* [Data listing]

##############################

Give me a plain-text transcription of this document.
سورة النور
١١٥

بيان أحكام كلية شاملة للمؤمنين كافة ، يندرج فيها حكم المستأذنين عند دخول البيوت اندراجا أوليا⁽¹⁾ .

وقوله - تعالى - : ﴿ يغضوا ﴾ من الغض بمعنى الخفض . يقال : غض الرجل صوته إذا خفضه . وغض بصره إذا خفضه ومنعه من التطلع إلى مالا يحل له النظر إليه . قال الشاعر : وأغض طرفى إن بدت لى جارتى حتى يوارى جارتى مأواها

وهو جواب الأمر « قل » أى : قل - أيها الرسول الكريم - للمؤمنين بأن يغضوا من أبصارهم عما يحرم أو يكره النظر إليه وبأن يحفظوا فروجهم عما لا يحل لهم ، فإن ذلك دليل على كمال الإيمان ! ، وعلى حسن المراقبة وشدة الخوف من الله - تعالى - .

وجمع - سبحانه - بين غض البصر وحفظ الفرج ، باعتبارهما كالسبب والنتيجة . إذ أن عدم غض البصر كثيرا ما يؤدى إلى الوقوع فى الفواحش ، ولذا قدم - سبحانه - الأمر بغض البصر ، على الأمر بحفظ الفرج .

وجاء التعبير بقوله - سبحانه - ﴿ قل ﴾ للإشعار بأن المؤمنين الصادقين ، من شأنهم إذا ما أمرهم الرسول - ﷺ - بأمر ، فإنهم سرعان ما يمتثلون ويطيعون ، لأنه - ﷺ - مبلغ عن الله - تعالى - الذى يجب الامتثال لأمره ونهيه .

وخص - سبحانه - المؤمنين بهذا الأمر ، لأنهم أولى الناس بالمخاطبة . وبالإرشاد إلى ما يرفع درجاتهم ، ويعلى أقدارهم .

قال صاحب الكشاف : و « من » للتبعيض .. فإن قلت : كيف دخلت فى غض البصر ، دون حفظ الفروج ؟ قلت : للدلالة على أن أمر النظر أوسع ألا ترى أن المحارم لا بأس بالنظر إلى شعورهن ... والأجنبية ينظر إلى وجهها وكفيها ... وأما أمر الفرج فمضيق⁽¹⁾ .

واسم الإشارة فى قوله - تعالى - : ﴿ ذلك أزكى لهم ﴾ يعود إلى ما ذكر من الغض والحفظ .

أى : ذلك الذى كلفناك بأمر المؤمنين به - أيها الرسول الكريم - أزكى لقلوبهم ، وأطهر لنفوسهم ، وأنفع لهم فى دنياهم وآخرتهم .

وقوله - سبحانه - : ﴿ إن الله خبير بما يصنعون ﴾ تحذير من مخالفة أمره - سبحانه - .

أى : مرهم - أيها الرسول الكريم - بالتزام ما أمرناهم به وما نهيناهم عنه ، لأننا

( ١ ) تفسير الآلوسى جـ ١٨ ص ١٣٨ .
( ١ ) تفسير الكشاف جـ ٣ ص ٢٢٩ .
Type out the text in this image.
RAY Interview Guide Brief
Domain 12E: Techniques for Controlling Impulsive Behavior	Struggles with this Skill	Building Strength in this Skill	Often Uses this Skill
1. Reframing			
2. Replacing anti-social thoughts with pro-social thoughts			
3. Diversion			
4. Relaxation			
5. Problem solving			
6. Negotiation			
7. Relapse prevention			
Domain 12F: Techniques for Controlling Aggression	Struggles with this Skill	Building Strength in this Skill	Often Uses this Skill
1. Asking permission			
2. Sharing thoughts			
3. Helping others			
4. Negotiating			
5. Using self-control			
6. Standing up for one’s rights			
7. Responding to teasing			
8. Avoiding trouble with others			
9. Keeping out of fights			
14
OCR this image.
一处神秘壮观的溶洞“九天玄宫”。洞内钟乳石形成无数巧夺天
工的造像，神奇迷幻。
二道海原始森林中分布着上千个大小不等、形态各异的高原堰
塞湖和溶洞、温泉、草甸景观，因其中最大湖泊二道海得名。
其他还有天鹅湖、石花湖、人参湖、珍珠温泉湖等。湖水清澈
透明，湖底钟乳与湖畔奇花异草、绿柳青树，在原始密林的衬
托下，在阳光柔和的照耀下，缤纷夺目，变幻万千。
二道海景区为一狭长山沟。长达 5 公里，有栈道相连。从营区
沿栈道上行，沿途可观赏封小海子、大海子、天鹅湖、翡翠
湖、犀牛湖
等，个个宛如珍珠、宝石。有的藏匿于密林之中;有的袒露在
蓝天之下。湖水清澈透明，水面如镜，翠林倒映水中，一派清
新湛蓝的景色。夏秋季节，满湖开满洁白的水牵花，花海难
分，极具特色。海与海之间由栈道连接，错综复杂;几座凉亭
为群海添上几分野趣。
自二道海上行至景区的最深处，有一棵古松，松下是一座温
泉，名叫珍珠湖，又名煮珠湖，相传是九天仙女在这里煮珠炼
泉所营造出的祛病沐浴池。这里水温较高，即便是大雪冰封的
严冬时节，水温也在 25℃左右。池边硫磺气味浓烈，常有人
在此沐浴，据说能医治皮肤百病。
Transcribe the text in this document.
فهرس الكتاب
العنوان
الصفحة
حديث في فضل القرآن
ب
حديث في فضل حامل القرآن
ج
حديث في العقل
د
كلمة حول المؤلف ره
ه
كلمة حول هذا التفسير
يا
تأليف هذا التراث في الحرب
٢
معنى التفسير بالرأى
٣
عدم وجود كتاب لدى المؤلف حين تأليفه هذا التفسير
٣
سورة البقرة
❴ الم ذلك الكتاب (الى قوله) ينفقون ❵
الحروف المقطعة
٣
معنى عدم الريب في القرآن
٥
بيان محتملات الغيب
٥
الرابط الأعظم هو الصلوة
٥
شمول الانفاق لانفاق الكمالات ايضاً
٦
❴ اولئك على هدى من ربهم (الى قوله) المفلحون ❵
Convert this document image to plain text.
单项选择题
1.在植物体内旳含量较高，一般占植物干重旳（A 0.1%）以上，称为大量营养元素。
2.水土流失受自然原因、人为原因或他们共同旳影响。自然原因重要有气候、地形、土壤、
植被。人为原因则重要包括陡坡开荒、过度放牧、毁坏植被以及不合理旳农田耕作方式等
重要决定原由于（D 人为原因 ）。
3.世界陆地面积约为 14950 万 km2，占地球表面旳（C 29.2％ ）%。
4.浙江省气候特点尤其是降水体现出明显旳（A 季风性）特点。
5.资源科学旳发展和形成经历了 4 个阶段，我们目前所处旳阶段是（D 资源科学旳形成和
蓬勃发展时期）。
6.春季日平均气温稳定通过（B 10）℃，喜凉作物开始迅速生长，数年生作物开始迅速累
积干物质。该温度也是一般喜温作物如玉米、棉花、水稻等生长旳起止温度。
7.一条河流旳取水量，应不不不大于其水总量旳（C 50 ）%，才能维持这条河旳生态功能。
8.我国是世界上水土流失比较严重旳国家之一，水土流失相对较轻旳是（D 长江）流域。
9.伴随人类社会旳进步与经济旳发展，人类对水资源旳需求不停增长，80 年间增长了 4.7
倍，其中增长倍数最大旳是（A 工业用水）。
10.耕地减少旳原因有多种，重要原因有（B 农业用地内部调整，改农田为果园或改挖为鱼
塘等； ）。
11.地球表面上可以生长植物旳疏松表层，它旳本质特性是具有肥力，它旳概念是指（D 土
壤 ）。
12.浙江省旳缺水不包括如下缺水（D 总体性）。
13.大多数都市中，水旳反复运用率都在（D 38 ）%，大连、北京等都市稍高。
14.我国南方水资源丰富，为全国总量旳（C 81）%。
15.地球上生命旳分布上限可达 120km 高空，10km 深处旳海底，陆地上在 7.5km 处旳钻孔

##############################

* [WORK TO BE COMPLETED] Your task is to quote the listing above word for word.

* [IN RESPONSE]
Give me a plain-text transcription of this document.
سورة النور
١١٥

بيان أحكام كلية شاملة للمؤمنين كافة ، يندرج فيها حكم المستأذنين عند دخول البيوت اندراجا أوليا⁽¹⁾ .

وقوله - تعالى - : ﴿ يغضوا ﴾ من الغض بمعنى الخفض . يقال : غض الرجل صوته إذا خفضه . وغض بصره إذا خفضه ومنعه من التطلع إلى مالا يحل له النظر إليه . قال الشاعر : وأغض طرفى إن بدت لى جارتى حتى يوارى جارتى مأواها

وهو جواب الأمر « قل » أى : قل - أيها الرسول الكريم - للمؤمنين بأن يغضوا من أبصارهم عما يحرم أو يكره النظر إليه وبأن يحفظوا فروجهم عما لا يحل لهم ، فإن ذلك دليل على كمال الإيمان ! ، وعلى حسن المراقبة وشدة الخوف من الله - تعالى - .

وجمع - سبحانه - بين غض البصر وحفظ الفرج ، باعتبارهما كالسبب والنتيجة . إذ أن عدم غض البصر كثيرا ما يؤدى إلى الوقوع فى الفواحش ، ولذا قدم - سبحانه - الأمر بغض البصر ، على الأمر بحفظ الفرج .

وجاء التعبير بقوله - سبحانه - ﴿ قل ﴾ للإشعار بأن المؤمنين الصادقين ، من شأنهم إذا ما أمرهم الرسول - ﷺ - بأمر ، فإنهم سرعان ما يمتثلون ويطيعون ، لأنه - ﷺ - مبلغ عن الله - تعالى - الذى يجب الامتثال لأمره ونهيه .

وخص - سبحانه - المؤمنين بهذا الأمر ، لأنهم أولى الناس بالمخاطبة . وبالإرشاد إلى ما يرفع درجاتهم ، ويعلى أقدارهم .

قال صاحب الكشاف : و « من » للتبعيض .. فإن قلت : كيف دخلت فى غض البصر ، دون حفظ الفروج ؟ قلت : للدلالة على أن أمر النظر أوسع ألا ترى أن المحارم لا بأس بالنظر إلى شعورهن ... والأجنبية ينظر إلى وجهها وكفيها ... وأما أمر الفرج فمضيق⁽¹⁾ .

واسم الإشارة فى قوله - تعالى - : ﴿ ذلك أزكى لهم ﴾ يعود إلى ما ذكر من الغض والحفظ .

أى : ذلك الذى كلفناك بأمر المؤمنين به - أيها الرسول الكريم - أزكى لقلوبهم ، وأطهر لنفوسهم ، وأنفع لهم فى دنياهم وآخرتهم .

وقوله - سبحانه - : ﴿ إن الله خبير بما يصنعون ﴾ تحذير من مخالفة أمره - سبحانه - .

أى : مرهم - أيها الرسول الكريم - بالتزام ما أمرناهم به وما نهيناهم عنه ، لأننا

( ١ ) تفسير الآلوسى جـ ١٨ ص ١٣٨ .
( ١ ) تفسير الكشاف جـ ٣ ص ٢٢٩ .
Type out the text in this image.
RAY Interview Guide Brief
Domain 12E: Techniques for Controlling Impulsive Behavior	Struggles with this Skill	Building Strength in this Skill	Often Uses this Skill
1. Reframing			
2. Replacing anti-social thoughts with pro-social thoughts			
3. Diversion			
4. Relaxation			
5. Problem solving			
6. Negotiation			
7. Relapse prevention			
Domain 12F: Techniques for Controlling Aggression	Struggles with this Skill	Building Strength in this Skill	Often Uses this Skill
1. Asking permission			
2. Sharing thoughts			
3. Helping others			
4. Negotiating			
5. Using self-control			
6. Standing up for one’s rights			
7. Responding to teasing			
8. Avoiding trouble with others			
9. Keeping out of fights			
14
OCR this image.
一处神秘壮观的溶洞“九天玄宫”。洞内钟乳石形成无数巧夺天
工的造像，神奇迷幻。
二道海原始森林中分布着上千个大小不等、形态各异的高原堰
塞湖和溶洞、温泉、草甸景观，因其中最大湖泊二道海得名。
其他还有天鹅湖、石花湖、人参湖、珍珠温泉湖等。湖水清澈
透明，湖底钟乳与湖畔奇花异草、绿柳青树，在原始密林的衬
托下，在阳光柔和的照耀下，缤纷夺目，变幻万千。
二道海景区为一狭长山沟。长达 5 公里，有栈道相连。从营区
沿栈道上行，沿途可观赏封小海子、大海子、天鹅湖、翡翠
湖、犀牛湖
等，个个宛如珍珠、宝石。有的藏匿于密林之中;有的袒露在
蓝天之下。湖水清澈透明，水面如镜，翠林倒映水中，一派清
新湛蓝的景色。夏秋季节，满湖开满洁白的水牵花，花海难
分，极具特色。海与海之间由栈道连接，错综复杂;几座凉亭
为群海添上几分野趣。
自二道海上行至景区的最深处，有一棵古松，松下是一座温
泉，名叫珍珠湖，又名煮珠湖，相传是九天仙女在这里煮珠炼
泉所营造出的祛病沐浴池。这里水温较高，即便是大雪冰封的
严冬时节，水温也在 25℃左右。池边硫磺气味浓烈，常有人
在此沐浴，据说能医治皮肤百病。
Transcribe the text in this document.
فهرس الكتاب
العنوان
الصفحة
حديث في فضل القرآن
ب
حديث في فضل حامل القرآن
ج
حديث في العقل
د
كلمة حول المؤلف ره
ه
كلمة حول هذا التفسير
يا
تأليف هذا التراث في الحرب
٢
معنى التفسير بالرأى
٣
عدم وجود كتاب لدى المؤلف حين تأليفه هذا التفسير
٣
سورة البقرة
❴ الم ذلك الكتاب (الى قوله) ينفقون ❵
الحروف المقطعة
٣
معنى عدم الريب في القرآن
٥
بيان محتملات الغيب
٥
الرابط الأعظم هو الصلوة
٥
شمول الانفاق لانفاق الكمالات ايضاً
٦
❴ اولئك على هدى من ربهم (الى قوله) المفلحون ❵
Convert this document image to plain text.
单项选择题
1.在植物体内旳含量较高，一般占植物干重旳（A 0.1%）以上，称为大量营养元素。
2.水土流失受自然原因、人为原因或他们共同旳影响。自然原因重要有气候、地形、土壤、
植被。人为原因则重要包括陡坡开荒、过度放牧、毁坏植被以及不合理旳农田耕作方式等
重要决定原由于（D 人为原因 ）。
3.世界陆地面积约为 14950 万 km2，占地球表面旳（C 29.2％ ）%。
4.浙江省气候特点尤其是降水体现出明显旳（A 季风性）特点。
5.资源科学旳发展和形成经历了 4 个阶段，我们目前所处旳阶段是（D 资源科学旳形成和
蓬勃发展时期）。
6.春季日平均气温稳定通过（B 10）℃，喜凉作物开始迅速生长，数年生作物开始迅速累
积干物质。该温度也是一般喜温作物如玉米、棉花、水稻等生长旳起止温度。
7.一条河流旳取水量，应不不不大于其水总量旳（C 50 ）%，才能维持这条河旳生态功能。
8.我国是世界上水土流失比较严重旳国家之一，水土流失相对较轻旳是（D 长江）流域。
9.伴随人类社会旳进步与经济旳发展，人类对水资源旳需求不停增长，80 年间增长了 4.7
倍，其中增长倍数最大旳是（A 工业用水）。
10.耕地减少旳原因有多种，重要原因有（B 农业用地内部调整，改农田为果园或改挖为鱼
塘等； ）。
11.地球表面上可以生长植物旳疏松表层，它旳本质特性是具有肥力，它旳概念是指（D 土
壤 ）。
12.浙江省旳缺水不包括如下缺水（D 总体性）。
13.大多数都市中，水旳反复运用率都在（D 38 ）%，大连、北京等都市稍高。
14.我国南方水资源丰富，为全国总量旳（C 81）%。
15.地球上生命旳分布上限可达 120km 高空，10km 深处旳海底，陆地上在 7.5km 处旳钻孔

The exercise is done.